• Aim of the exercise
Copy everything in the data below exactly except the pictures.

• Data extract

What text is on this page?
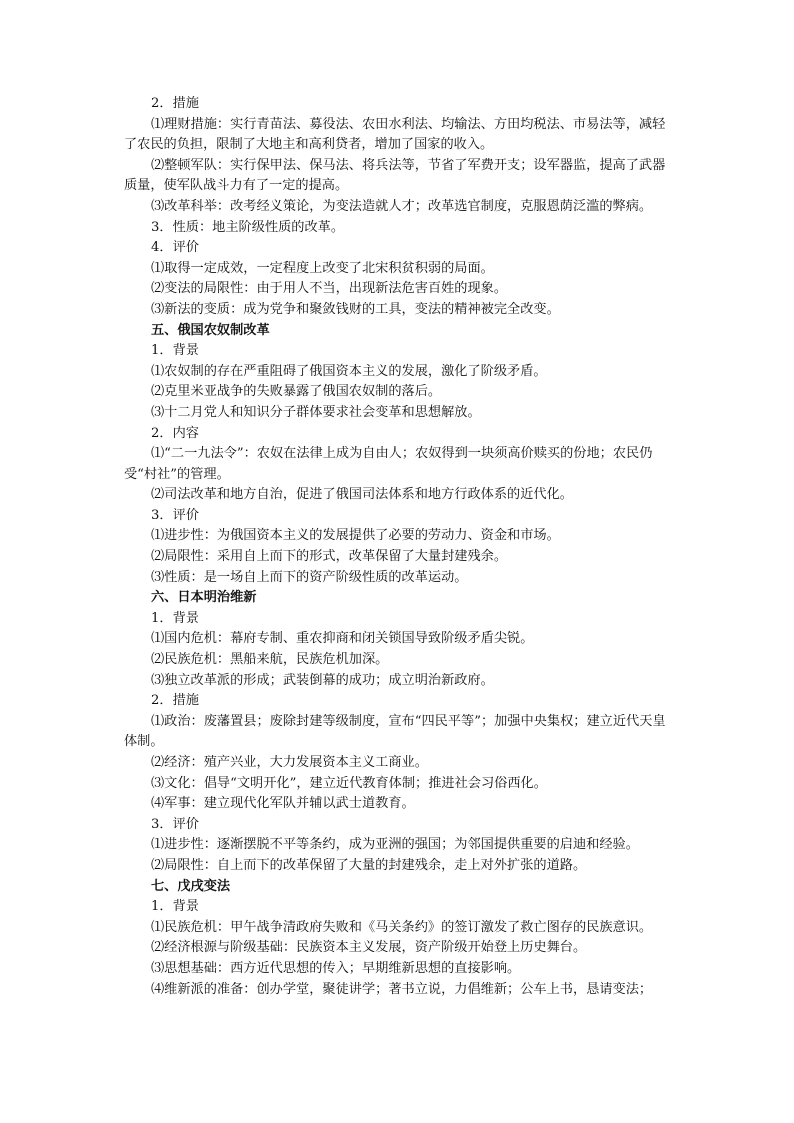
2．措施
⑴理财措施：实行青苗法、募役法、农田水利法、均输法、方田均税法、市易法等，减轻了农民的负担，限制了大地主和高利贷者，增加了国家的收入。
⑵整顿军队：实行保甲法、保马法、将兵法等，节省了军费开支；设军器监，提高了武器质量，使军队战斗力有了一定的提高。
⑶改革科举：改考经义策论，为变法造就人才；改革选官制度，克服恩荫泛滥的弊病。
3．性质：地主阶级性质的改革。
4．评价
⑴取得一定成效，一定程度上改变了北宋积贫积弱的局面。
⑵变法的局限性：由于用人不当，出现新法危害百姓的现象。
⑶新法的变质：成为党争和聚敛钱财的工具，变法的精神被完全改变。
五、俄国农奴制改革
1．背景
⑴农奴制的存在严重阻碍了俄国资本主义的发展，激化了阶级矛盾。
⑵克里米亚战争的失败暴露了俄国农奴制的落后。
⑶十二月党人和知识分子群体要求社会变革和思想解放。
2．内容
⑴“二一九法令”：农奴在法律上成为自由人；农奴得到一块须高价赎买的份地；农民仍受“村社”的管理。
⑵司法改革和地方自治，促进了俄国司法体系和地方行政体系的近代化。
3．评价
⑴进步性：为俄国资本主义的发展提供了必要的劳动力、资金和市场。
⑵局限性：采用自上而下的形式，改革保留了大量封建残余。
⑶性质：是一场自上而下的资产阶级性质的改革运动。
六、日本明治维新
1．背景
⑴国内危机：幕府专制、重农抑商和闭关锁国导致阶级矛盾尖锐。
⑵民族危机：黑船来航，民族危机加深。
⑶独立改革派的形成；武装倒幕的成功；成立明治新政府。
2．措施
⑴政治：废藩置县；废除封建等级制度，宣布“四民平等”；加强中央集权；建立近代天皇体制。
⑵经济：殖产兴业，大力发展资本主义工商业。
⑶文化：倡导“文明开化”，建立近代教育体制；推进社会习俗西化。
⑷军事：建立现代化军队并辅以武士道教育。
3．评价
⑴进步性：逐渐摆脱不平等条约，成为亚洲的强国；为邻国提供重要的启迪和经验。
⑵局限性：自上而下的改革保留了大量的封建残余，走上对外扩张的道路。
七、戊戌变法
1．背景
⑴民族危机：甲午战争清政府失败和《马关条约》的签订激发了救亡图存的民族意识。
⑵经济根源与阶级基础：民族资本主义发展，资产阶级开始登上历史舞台。
⑶思想基础：西方近代思想的传入；早期维新思想的直接影响。
⑷维新派的准备：创办学堂，聚徒讲学；著书立说，力倡维新；公车上书，恳请变法；
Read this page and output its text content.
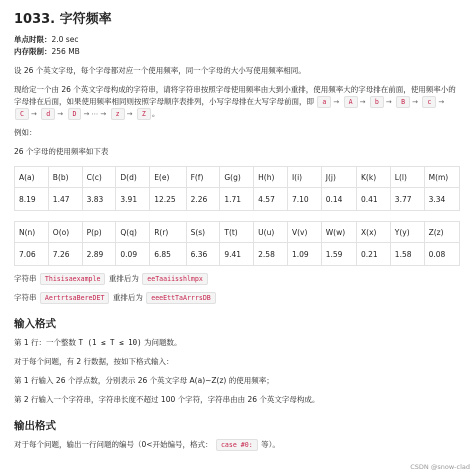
1033. 字符频率
单点时限：2.0 sec
内存限制：256 MB

设 26 个英文字母，每个字母都对应一个使用频率，同一个字母的大小写使用频率相同。

现给定一个由 26 个英文字母构成的字符串，请将字符串按照字母使用频率由大到小重排，使用频率大的字母排在前面，使用频率小的字母排在后面，如果使用频率相同则按照字母顺序表排列，小写字母排在大写字母前面，即 a → A → b → B → c → C → d → D → ⋯ → z → Z 。

例如：

26 个字母的使用频率如下表

A(a)	B(b)	C(c)	D(d)	E(e)	F(f)	G(g)	H(h)	I(i)	J(j)	K(k)	L(l)	M(m)
8.19	1.47	3.83	3.91	12.25	2.26	1.71	4.57	7.10	0.14	0.41	3.77	3.34

N(n)	O(o)	P(p)	Q(q)	R(r)	S(s)	T(t)	U(u)	V(v)	W(w)	X(x)	Y(y)	Z(z)
7.06	7.26	2.89	0.09	6.85	6.36	9.41	2.58	1.09	1.59	0.21	1.58	0.08
字符串 Thisisaexample 重排后为 eeTaaiisshlmpx
字符串 AertrtsaBereDET 重排后为 eeeEttTaArrrsDB
输入格式

第 1 行：一个整数 T (1 ≤ T ≤ 10) 为问题数。

对于每个问题，有 2 行数据，按如下格式输入：

第 1 行输入 26 个浮点数，分别表示 26 个英文字母 A(a)~Z(z) 的使用频率；

第 2 行输入一个字符串，字符串长度不超过 100 个字符，字符串由由 26 个英文字母构成。

输出格式

对于每个问题，输出一行问题的编号（0<开始编号，格式： case #0: 等）。

CSDN @snow-clad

• Exercise response
What text is on this page?
2．措施
⑴理财措施：实行青苗法、募役法、农田水利法、均输法、方田均税法、市易法等，减轻了农民的负担，限制了大地主和高利贷者，增加了国家的收入。
⑵整顿军队：实行保甲法、保马法、将兵法等，节省了军费开支；设军器监，提高了武器质量，使军队战斗力有了一定的提高。
⑶改革科举：改考经义策论，为变法造就人才；改革选官制度，克服恩荫泛滥的弊病。
3．性质：地主阶级性质的改革。
4．评价
⑴取得一定成效，一定程度上改变了北宋积贫积弱的局面。
⑵变法的局限性：由于用人不当，出现新法危害百姓的现象。
⑶新法的变质：成为党争和聚敛钱财的工具，变法的精神被完全改变。
五、俄国农奴制改革
1．背景
⑴农奴制的存在严重阻碍了俄国资本主义的发展，激化了阶级矛盾。
⑵克里米亚战争的失败暴露了俄国农奴制的落后。
⑶十二月党人和知识分子群体要求社会变革和思想解放。
2．内容
⑴“二一九法令”：农奴在法律上成为自由人；农奴得到一块须高价赎买的份地；农民仍受“村社”的管理。
⑵司法改革和地方自治，促进了俄国司法体系和地方行政体系的近代化。
3．评价
⑴进步性：为俄国资本主义的发展提供了必要的劳动力、资金和市场。
⑵局限性：采用自上而下的形式，改革保留了大量封建残余。
⑶性质：是一场自上而下的资产阶级性质的改革运动。
六、日本明治维新
1．背景
⑴国内危机：幕府专制、重农抑商和闭关锁国导致阶级矛盾尖锐。
⑵民族危机：黑船来航，民族危机加深。
⑶独立改革派的形成；武装倒幕的成功；成立明治新政府。
2．措施
⑴政治：废藩置县；废除封建等级制度，宣布“四民平等”；加强中央集权；建立近代天皇体制。
⑵经济：殖产兴业，大力发展资本主义工商业。
⑶文化：倡导“文明开化”，建立近代教育体制；推进社会习俗西化。
⑷军事：建立现代化军队并辅以武士道教育。
3．评价
⑴进步性：逐渐摆脱不平等条约，成为亚洲的强国；为邻国提供重要的启迪和经验。
⑵局限性：自上而下的改革保留了大量的封建残余，走上对外扩张的道路。
七、戊戌变法
1．背景
⑴民族危机：甲午战争清政府失败和《马关条约》的签订激发了救亡图存的民族意识。
⑵经济根源与阶级基础：民族资本主义发展，资产阶级开始登上历史舞台。
⑶思想基础：西方近代思想的传入；早期维新思想的直接影响。
⑷维新派的准备：创办学堂，聚徒讲学；著书立说，力倡维新；公车上书，恳请变法；
Read this page and output its text content.
1033. 字符频率
单点时限：2.0 sec
内存限制：256 MB

设 26 个英文字母，每个字母都对应一个使用频率，同一个字母的大小写使用频率相同。

现给定一个由 26 个英文字母构成的字符串，请将字符串按照字母使用频率由大到小重排，使用频率大的字母排在前面，使用频率小的字母排在后面，如果使用频率相同则按照字母顺序表排列，小写字母排在大写字母前面，即 a → A → b → B → c → C → d → D → ⋯ → z → Z 。

例如：

26 个字母的使用频率如下表

A(a)	B(b)	C(c)	D(d)	E(e)	F(f)	G(g)	H(h)	I(i)	J(j)	K(k)	L(l)	M(m)
8.19	1.47	3.83	3.91	12.25	2.26	1.71	4.57	7.10	0.14	0.41	3.77	3.34

N(n)	O(o)	P(p)	Q(q)	R(r)	S(s)	T(t)	U(u)	V(v)	W(w)	X(x)	Y(y)	Z(z)
7.06	7.26	2.89	0.09	6.85	6.36	9.41	2.58	1.09	1.59	0.21	1.58	0.08
字符串 Thisisaexample 重排后为 eeTaaiisshlmpx
字符串 AertrtsaBereDET 重排后为 eeeEttTaArrrsDB
输入格式

第 1 行：一个整数 T (1 ≤ T ≤ 10) 为问题数。

对于每个问题，有 2 行数据，按如下格式输入：

第 1 行输入 26 个浮点数，分别表示 26 个英文字母 A(a)~Z(z) 的使用频率；

第 2 行输入一个字符串，字符串长度不超过 100 个字符，字符串由由 26 个英文字母构成。

输出格式

对于每个问题，输出一行问题的编号（0<开始编号，格式： case #0: 等）。

CSDN @snow-clad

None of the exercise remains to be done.